**What is asked**.
Write out the records that appear below, verbatim and complete, but without pictures.

Dataset entries:

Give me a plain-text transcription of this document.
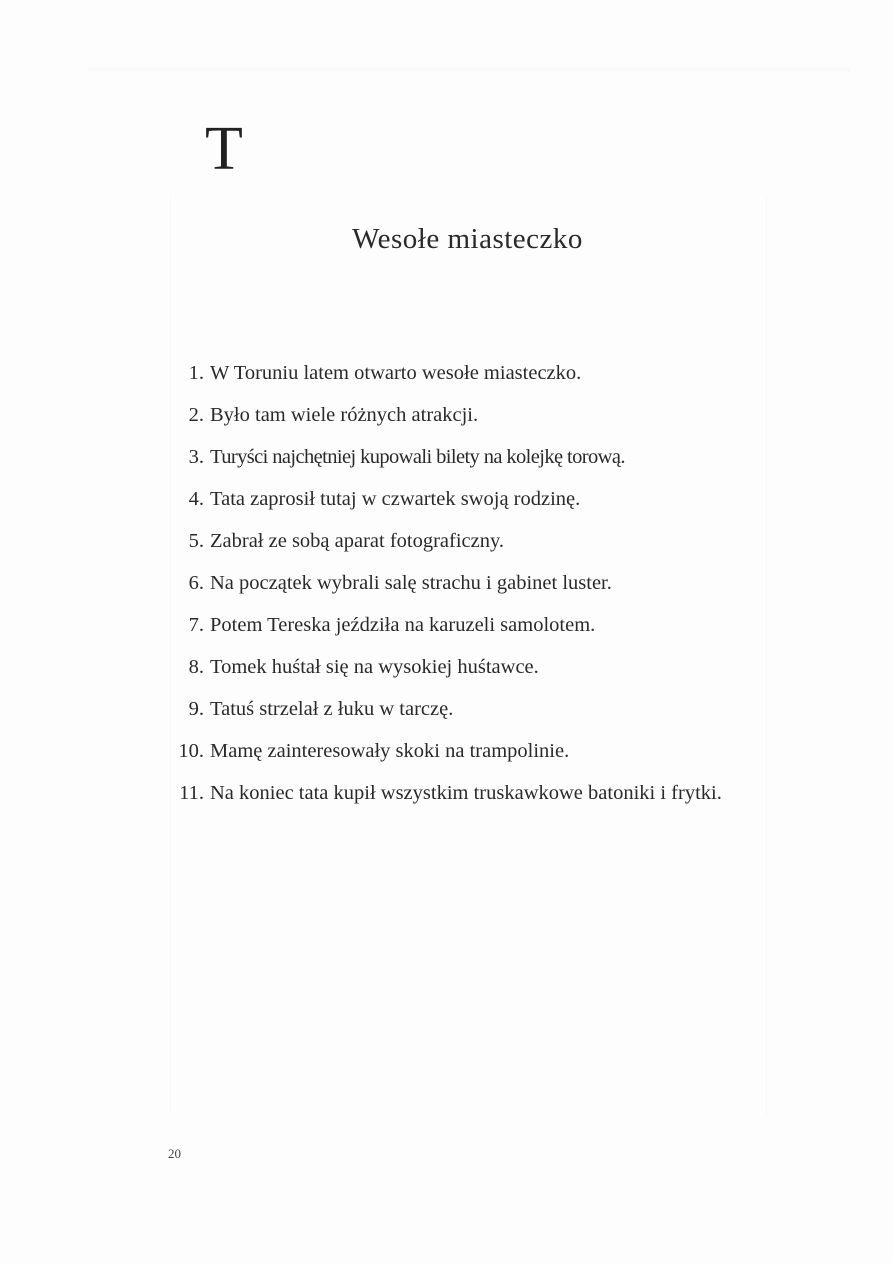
T
Wesołe miasteczko
1. W Toruniu latem otwarto wesołe miasteczko.
2. Było tam wiele różnych atrakcji.
3. Turyści najchętniej kupowali bilety na kolejkę torową.
4. Tata zaprosił tutaj w czwartek swoją rodzinę.
5. Zabrał ze sobą aparat fotograficzny.
6. Na początek wybrali salę strachu i gabinet luster.
7. Potem Tereska jeździła na karuzeli samolotem.
8. Tomek huśtał się na wysokiej huśtawce.
9. Tatuś strzelał z łuku w tarczę.
10. Mamę zainteresowały skoki na trampolinie.
11. Na koniec tata kupił wszystkim truskawkowe batoniki i frytki.
20
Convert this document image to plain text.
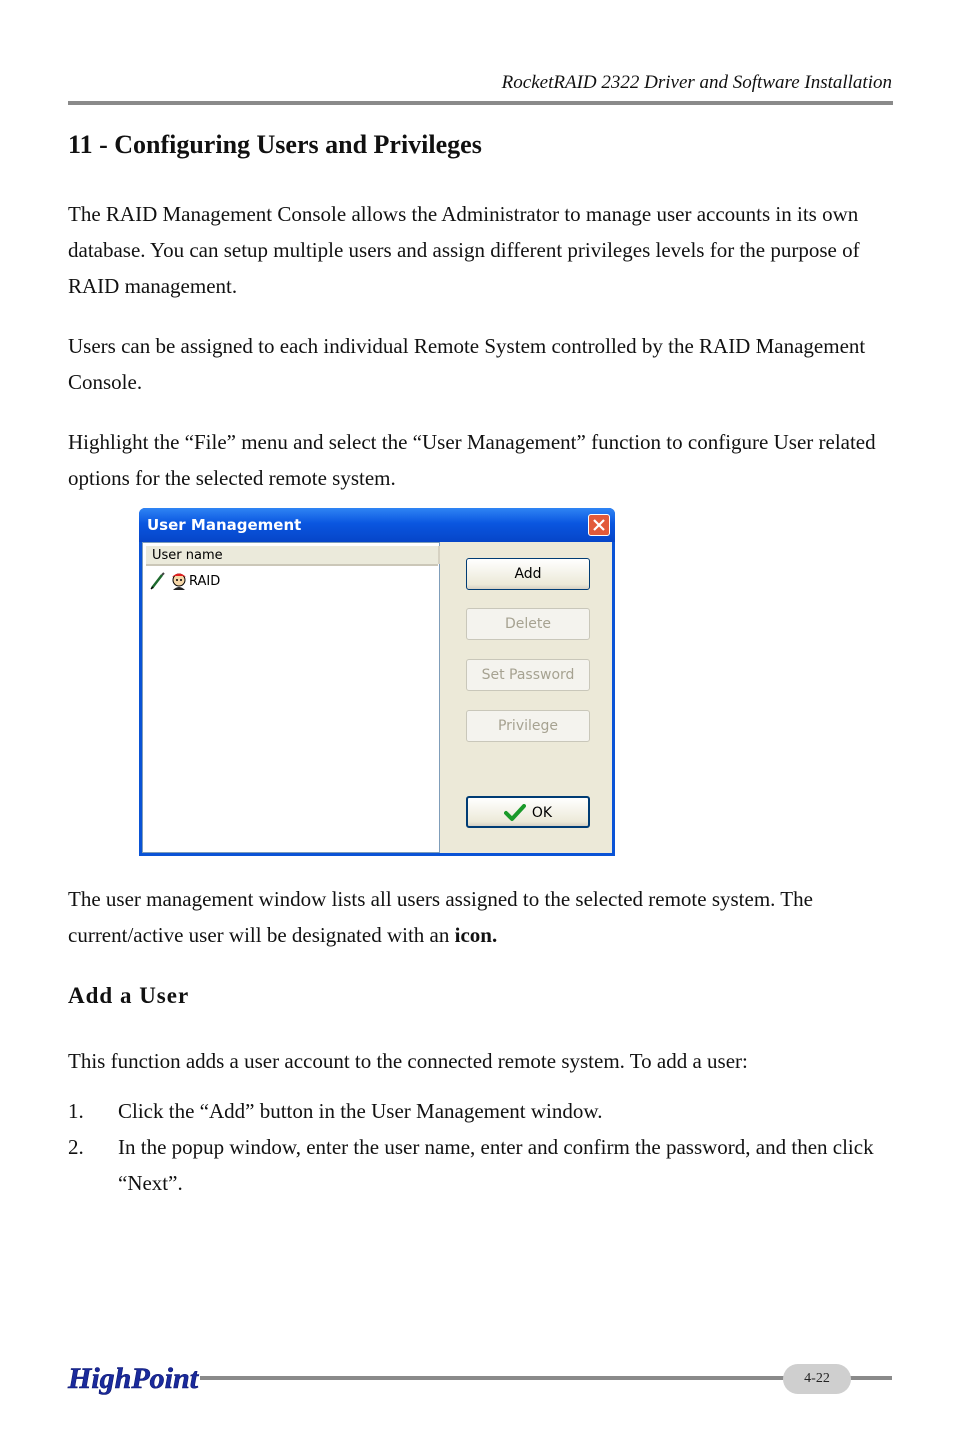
RocketRAID 2322 Driver and Software Installation
11 - Configuring Users and Privileges
The RAID Management Console allows the Administrator to manage user accounts in its own database. You can setup multiple users and assign different privileges levels for the purpose of RAID management.
Users can be assigned to each individual Remote System controlled by the RAID Management Console.
Highlight the “File” menu and select the “User Management” function to configure User related options for the selected remote system.
User Management
User name
RAID	Add
Delete
Set Password
Privilege
OK
The user management window lists all users assigned to the selected remote system. The current/active user will be designated with an icon.
Add a User
This function adds a user account to the connected remote system. To add a user:
1. Click the “Add” button in the User Management window.
2. In the popup window, enter the user name, enter and confirm the password, and then click “Next”.
HighPoint	4-22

**Reply**.
Give me a plain-text transcription of this document.
T
Wesołe miasteczko
1. W Toruniu latem otwarto wesołe miasteczko.
2. Było tam wiele różnych atrakcji.
3. Turyści najchętniej kupowali bilety na kolejkę torową.
4. Tata zaprosił tutaj w czwartek swoją rodzinę.
5. Zabrał ze sobą aparat fotograficzny.
6. Na początek wybrali salę strachu i gabinet luster.
7. Potem Tereska jeździła na karuzeli samolotem.
8. Tomek huśtał się na wysokiej huśtawce.
9. Tatuś strzelał z łuku w tarczę.
10. Mamę zainteresowały skoki na trampolinie.
11. Na koniec tata kupił wszystkim truskawkowe batoniki i frytki.
20
Convert this document image to plain text.
RocketRAID 2322 Driver and Software Installation
11 - Configuring Users and Privileges
The RAID Management Console allows the Administrator to manage user accounts in its own database. You can setup multiple users and assign different privileges levels for the purpose of RAID management.
Users can be assigned to each individual Remote System controlled by the RAID Management Console.
Highlight the “File” menu and select the “User Management” function to configure User related options for the selected remote system.
User Management
User name
RAID	Add
Delete
Set Password
Privilege
OK
The user management window lists all users assigned to the selected remote system. The current/active user will be designated with an icon.
Add a User
This function adds a user account to the connected remote system. To add a user:
1. Click the “Add” button in the User Management window.
2. In the popup window, enter the user name, enter and confirm the password, and then click “Next”.
HighPoint	4-22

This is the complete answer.